▶ _Required action 1_
According to the obituary of Stephen Poleskie, where did he have his first solo show?
▶ _Required action 2_
From the obituary of Stephen Poleskie, write out the passage that begins at the words "Poleskie was an" and stops after "The New School.".

▶ _Given text_
Emeritus professor of art Stephen Poleskie dies at 81
By Daniel Aloi
Stephen Poleskie, professor emeritus of art, died Dec. 21, 2019, at the Nina K. Miller Hospicare Center Residence in Ithaca. He was 81.
Poleskie was an internationally known artist and writer who taught screen printing and studio art classes at Cornell for 32 years.
Stephen Francis Poleskie Jr. was born June 3, 1938, in Pringle, Pennsylvania, and graduated from Wilkes University in 1959 with a degree in economics. A largely self-taught artist, he had his first solo show of abstract expressionist work in 1958 at the Everhart Museum in Scranton, Pennsylvania.
After college, he worked as a commercial artist and as a designer in a print shop, and was an art teacher at Gettysburg High School. He traveled and exhibited his work before establishing a studio on New York City’s Lower East Side in 1962, and enrolling in art classes with figurative painter Raphael Soyer at The New School.

▶ _Records provided_
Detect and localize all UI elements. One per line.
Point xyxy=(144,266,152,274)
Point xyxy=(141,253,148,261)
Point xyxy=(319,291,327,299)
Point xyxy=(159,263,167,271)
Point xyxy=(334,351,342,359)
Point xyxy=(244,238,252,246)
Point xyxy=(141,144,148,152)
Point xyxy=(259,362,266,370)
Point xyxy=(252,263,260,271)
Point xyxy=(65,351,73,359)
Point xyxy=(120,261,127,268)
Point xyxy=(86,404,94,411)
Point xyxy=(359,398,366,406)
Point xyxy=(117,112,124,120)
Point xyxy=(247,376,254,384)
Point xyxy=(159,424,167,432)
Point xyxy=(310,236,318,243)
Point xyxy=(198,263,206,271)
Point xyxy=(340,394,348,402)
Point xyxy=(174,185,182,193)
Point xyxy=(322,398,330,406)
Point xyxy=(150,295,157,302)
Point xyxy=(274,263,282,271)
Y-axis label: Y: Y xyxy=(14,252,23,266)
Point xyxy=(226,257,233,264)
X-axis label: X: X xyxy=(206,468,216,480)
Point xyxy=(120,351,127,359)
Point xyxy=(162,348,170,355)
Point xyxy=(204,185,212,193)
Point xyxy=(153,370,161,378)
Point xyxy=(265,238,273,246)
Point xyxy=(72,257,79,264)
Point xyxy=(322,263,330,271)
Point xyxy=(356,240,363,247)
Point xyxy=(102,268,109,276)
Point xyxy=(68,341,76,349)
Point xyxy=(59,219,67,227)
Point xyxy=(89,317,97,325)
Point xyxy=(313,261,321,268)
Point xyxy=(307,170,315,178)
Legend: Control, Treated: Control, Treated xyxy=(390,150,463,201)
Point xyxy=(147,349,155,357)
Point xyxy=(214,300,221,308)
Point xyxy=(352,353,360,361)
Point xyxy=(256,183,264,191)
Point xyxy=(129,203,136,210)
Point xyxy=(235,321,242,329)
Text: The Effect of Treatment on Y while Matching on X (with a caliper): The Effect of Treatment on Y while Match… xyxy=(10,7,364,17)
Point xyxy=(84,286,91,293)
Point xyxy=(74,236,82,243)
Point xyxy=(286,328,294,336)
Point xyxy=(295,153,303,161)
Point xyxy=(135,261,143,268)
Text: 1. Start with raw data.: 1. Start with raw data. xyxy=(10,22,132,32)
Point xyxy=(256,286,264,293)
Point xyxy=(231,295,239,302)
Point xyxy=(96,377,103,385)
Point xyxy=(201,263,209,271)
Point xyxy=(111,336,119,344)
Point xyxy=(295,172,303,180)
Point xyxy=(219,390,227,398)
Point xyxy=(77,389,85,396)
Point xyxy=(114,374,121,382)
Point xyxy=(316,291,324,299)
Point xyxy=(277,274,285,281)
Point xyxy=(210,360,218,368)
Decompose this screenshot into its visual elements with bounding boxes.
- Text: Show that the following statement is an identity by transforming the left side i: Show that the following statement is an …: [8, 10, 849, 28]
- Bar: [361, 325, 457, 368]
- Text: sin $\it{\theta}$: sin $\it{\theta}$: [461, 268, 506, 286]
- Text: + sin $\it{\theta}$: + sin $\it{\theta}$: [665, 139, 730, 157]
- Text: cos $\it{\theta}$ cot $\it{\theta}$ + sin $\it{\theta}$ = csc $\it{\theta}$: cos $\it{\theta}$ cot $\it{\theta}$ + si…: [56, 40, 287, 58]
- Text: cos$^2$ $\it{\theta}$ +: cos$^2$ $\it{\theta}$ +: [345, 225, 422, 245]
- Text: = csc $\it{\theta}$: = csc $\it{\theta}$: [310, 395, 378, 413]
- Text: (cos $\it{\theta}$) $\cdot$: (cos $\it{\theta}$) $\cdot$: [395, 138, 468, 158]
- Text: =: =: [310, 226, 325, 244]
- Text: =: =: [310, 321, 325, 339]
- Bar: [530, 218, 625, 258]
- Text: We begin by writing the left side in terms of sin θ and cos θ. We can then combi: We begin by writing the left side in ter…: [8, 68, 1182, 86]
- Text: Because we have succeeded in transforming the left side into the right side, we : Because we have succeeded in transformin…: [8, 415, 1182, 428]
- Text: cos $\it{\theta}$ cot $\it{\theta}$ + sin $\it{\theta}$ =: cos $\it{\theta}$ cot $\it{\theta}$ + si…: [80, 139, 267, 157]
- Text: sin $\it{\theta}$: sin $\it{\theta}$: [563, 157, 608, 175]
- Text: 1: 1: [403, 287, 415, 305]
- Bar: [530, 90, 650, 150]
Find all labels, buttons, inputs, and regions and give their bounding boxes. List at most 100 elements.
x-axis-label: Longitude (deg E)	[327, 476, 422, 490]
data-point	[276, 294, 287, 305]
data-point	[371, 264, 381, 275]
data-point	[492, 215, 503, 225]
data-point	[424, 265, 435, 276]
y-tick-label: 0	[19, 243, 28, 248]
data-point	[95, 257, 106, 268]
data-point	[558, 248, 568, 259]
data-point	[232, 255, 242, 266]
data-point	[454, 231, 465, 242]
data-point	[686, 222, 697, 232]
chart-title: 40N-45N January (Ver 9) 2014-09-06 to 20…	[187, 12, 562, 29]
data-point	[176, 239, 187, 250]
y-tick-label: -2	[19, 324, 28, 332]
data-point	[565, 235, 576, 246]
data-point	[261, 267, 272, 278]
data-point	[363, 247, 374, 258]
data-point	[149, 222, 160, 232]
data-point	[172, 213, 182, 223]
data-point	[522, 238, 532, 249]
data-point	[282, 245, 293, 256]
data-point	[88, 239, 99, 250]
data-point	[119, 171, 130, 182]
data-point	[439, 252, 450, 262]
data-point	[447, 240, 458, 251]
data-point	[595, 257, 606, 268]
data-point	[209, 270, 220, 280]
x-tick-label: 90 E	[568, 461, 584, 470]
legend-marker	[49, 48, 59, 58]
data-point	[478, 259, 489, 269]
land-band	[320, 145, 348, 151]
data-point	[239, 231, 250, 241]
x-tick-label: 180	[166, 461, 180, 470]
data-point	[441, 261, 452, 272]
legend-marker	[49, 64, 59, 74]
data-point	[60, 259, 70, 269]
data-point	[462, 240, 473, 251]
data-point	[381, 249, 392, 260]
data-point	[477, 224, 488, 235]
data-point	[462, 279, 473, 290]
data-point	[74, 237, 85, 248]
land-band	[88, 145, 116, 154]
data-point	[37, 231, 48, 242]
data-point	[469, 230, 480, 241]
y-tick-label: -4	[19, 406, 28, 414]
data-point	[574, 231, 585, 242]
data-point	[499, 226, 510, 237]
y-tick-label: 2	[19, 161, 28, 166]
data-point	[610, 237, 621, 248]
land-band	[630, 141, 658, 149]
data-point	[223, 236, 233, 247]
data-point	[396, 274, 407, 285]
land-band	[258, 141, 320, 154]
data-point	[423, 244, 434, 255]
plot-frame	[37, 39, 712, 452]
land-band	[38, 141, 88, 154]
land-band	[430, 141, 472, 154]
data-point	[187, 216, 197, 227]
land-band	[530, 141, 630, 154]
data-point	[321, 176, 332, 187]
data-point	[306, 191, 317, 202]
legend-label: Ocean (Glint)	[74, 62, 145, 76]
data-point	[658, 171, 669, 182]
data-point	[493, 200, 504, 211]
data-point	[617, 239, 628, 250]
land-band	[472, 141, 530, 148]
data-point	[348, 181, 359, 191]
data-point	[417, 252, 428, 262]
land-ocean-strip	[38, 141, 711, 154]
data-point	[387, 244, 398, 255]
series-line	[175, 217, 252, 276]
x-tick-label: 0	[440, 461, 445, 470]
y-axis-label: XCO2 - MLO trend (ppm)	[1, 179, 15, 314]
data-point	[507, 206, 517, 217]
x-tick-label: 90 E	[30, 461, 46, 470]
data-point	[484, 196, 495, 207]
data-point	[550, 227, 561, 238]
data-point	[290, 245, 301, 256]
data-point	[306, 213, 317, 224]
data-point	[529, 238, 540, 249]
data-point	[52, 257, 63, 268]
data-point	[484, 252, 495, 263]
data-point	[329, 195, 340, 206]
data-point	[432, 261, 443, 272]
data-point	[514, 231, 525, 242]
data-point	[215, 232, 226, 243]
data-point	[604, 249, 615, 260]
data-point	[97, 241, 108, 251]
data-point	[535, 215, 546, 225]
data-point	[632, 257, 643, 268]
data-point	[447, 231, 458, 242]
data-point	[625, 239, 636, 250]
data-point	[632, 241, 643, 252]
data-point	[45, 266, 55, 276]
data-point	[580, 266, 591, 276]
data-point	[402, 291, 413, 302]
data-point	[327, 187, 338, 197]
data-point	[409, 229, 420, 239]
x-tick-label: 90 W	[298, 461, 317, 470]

▶ _Expected answer 1_
At the Everhart Museum in Scranton, Pennsylvania.

▶ _Expected answer 2_
Poleskie was an internationally known artist and writer who taught screen printing and studio art classes at Cornell for 32 years.
Stephen Francis Poleskie Jr. was born June 3, 1938, in Pringle, Pennsylvania, and graduated from Wilkes University in 1959 with a degree in economics. A largely self-taught artist, he had his first solo show of abstract expressionist work in 1958 at the Everhart Museum in Scranton, Pennsylvania.
After college, he worked as a commercial artist and as a designer in a print shop, and was an art teacher at Gettysburg High School. He traveled and exhibited his work before establishing a studio on New York City’s Lower East Side in 1962, and enrolling in art classes with figurative painter Raphael Soyer at The New School.